Work to do
Without omitting anything, retype the data that follows.

Lines of data:
Begin

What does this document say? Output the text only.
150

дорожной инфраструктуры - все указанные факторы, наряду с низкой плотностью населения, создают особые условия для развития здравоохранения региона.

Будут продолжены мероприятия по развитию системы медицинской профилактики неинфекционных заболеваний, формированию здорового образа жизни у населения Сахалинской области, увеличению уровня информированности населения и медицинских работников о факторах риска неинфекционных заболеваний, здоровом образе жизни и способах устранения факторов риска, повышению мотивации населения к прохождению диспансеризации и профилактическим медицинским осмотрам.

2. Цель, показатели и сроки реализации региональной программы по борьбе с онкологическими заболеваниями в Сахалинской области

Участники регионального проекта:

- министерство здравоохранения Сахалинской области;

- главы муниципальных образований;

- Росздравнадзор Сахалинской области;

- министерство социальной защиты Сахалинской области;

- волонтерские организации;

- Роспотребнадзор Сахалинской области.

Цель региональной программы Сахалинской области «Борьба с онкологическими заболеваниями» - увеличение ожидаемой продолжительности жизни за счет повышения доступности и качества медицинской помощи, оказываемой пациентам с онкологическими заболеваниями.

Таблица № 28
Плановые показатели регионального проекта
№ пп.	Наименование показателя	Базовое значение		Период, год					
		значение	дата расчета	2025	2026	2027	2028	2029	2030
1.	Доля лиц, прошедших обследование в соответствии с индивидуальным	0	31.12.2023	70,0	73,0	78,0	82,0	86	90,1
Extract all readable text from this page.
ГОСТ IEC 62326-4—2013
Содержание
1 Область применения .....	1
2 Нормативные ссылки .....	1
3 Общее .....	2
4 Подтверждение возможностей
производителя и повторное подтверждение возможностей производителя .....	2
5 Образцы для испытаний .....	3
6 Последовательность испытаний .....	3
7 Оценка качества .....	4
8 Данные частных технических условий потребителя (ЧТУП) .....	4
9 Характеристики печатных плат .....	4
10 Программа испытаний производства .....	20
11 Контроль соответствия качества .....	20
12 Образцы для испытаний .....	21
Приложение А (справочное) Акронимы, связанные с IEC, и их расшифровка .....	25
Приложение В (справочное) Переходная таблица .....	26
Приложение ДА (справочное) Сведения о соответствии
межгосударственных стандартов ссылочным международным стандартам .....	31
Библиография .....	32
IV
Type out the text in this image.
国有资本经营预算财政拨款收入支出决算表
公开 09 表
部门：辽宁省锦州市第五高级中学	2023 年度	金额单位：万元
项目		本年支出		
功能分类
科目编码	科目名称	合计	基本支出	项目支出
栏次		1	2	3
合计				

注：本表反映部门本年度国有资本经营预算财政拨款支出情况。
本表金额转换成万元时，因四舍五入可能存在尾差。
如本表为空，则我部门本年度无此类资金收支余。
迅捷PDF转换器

End

Written reply
What does this document say? Output the text only.
150

дорожной инфраструктуры - все указанные факторы, наряду с низкой плотностью населения, создают особые условия для развития здравоохранения региона.

Будут продолжены мероприятия по развитию системы медицинской профилактики неинфекционных заболеваний, формированию здорового образа жизни у населения Сахалинской области, увеличению уровня информированности населения и медицинских работников о факторах риска неинфекционных заболеваний, здоровом образе жизни и способах устранения факторов риска, повышению мотивации населения к прохождению диспансеризации и профилактическим медицинским осмотрам.

2. Цель, показатели и сроки реализации региональной программы по борьбе с онкологическими заболеваниями в Сахалинской области

Участники регионального проекта:

- министерство здравоохранения Сахалинской области;

- главы муниципальных образований;

- Росздравнадзор Сахалинской области;

- министерство социальной защиты Сахалинской области;

- волонтерские организации;

- Роспотребнадзор Сахалинской области.

Цель региональной программы Сахалинской области «Борьба с онкологическими заболеваниями» - увеличение ожидаемой продолжительности жизни за счет повышения доступности и качества медицинской помощи, оказываемой пациентам с онкологическими заболеваниями.

Таблица № 28
Плановые показатели регионального проекта
№ пп.	Наименование показателя	Базовое значение		Период, год					
		значение	дата расчета	2025	2026	2027	2028	2029	2030
1.	Доля лиц, прошедших обследование в соответствии с индивидуальным	0	31.12.2023	70,0	73,0	78,0	82,0	86	90,1
Extract all readable text from this page.
ГОСТ IEC 62326-4—2013
Содержание
1 Область применения .....	1
2 Нормативные ссылки .....	1
3 Общее .....	2
4 Подтверждение возможностей
производителя и повторное подтверждение возможностей производителя .....	2
5 Образцы для испытаний .....	3
6 Последовательность испытаний .....	3
7 Оценка качества .....	4
8 Данные частных технических условий потребителя (ЧТУП) .....	4
9 Характеристики печатных плат .....	4
10 Программа испытаний производства .....	20
11 Контроль соответствия качества .....	20
12 Образцы для испытаний .....	21
Приложение А (справочное) Акронимы, связанные с IEC, и их расшифровка .....	25
Приложение В (справочное) Переходная таблица .....	26
Приложение ДА (справочное) Сведения о соответствии
межгосударственных стандартов ссылочным международным стандартам .....	31
Библиография .....	32
IV
Type out the text in this image.
国有资本经营预算财政拨款收入支出决算表
公开 09 表
部门：辽宁省锦州市第五高级中学	2023 年度	金额单位：万元
项目		本年支出		
功能分类
科目编码	科目名称	合计	基本支出	项目支出
栏次		1	2	3
合计				

注：本表反映部门本年度国有资本经营预算财政拨款支出情况。
本表金额转换成万元时，因四舍五入可能存在尾差。
如本表为空，则我部门本年度无此类资金收支余。
迅捷PDF转换器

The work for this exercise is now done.